§ **Instructions to follow**
Give the listing again exactly, omitting its images.

==*==

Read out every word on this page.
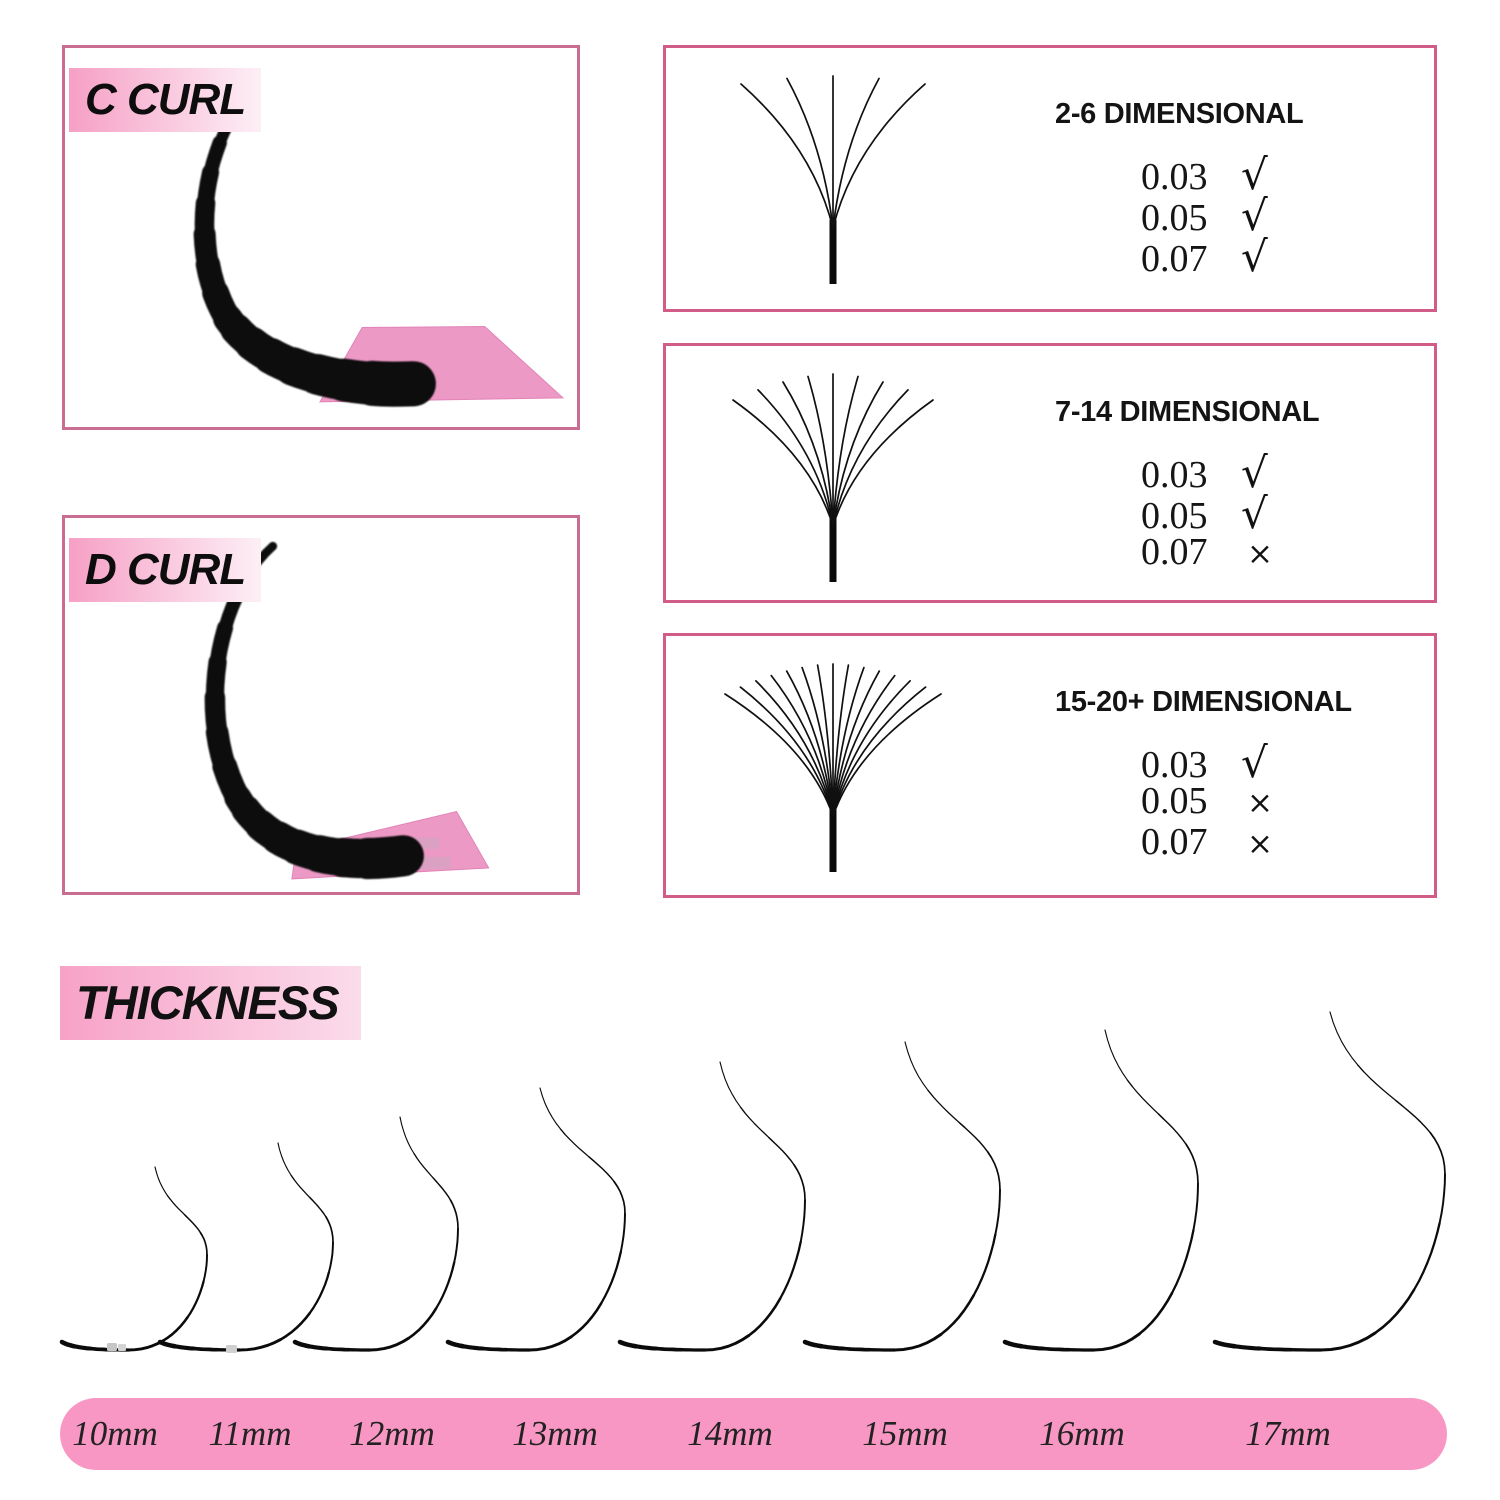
C CURL
D CURL
2-6 DIMENSIONAL
0.03 √
0.05 √
0.07 √
7-14 DIMENSIONAL
0.03 √
0.05 √
0.07	×
15-20+ DIMENSIONAL
0.03 √
0.05	×
0.07	×
THICKNESS
10mm	11mm	12mm	13mm	14mm	15mm	16mm	17mm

==*==

§ **Answer for the task**
Read out every word on this page.
C CURL
D CURL
2-6 DIMENSIONAL
0.03 √
0.05 √
0.07 √
7-14 DIMENSIONAL
0.03 √
0.05 √
0.07	×
15-20+ DIMENSIONAL
0.03 √
0.05	×
0.07	×
THICKNESS
10mm	11mm	12mm	13mm	14mm	15mm	16mm	17mm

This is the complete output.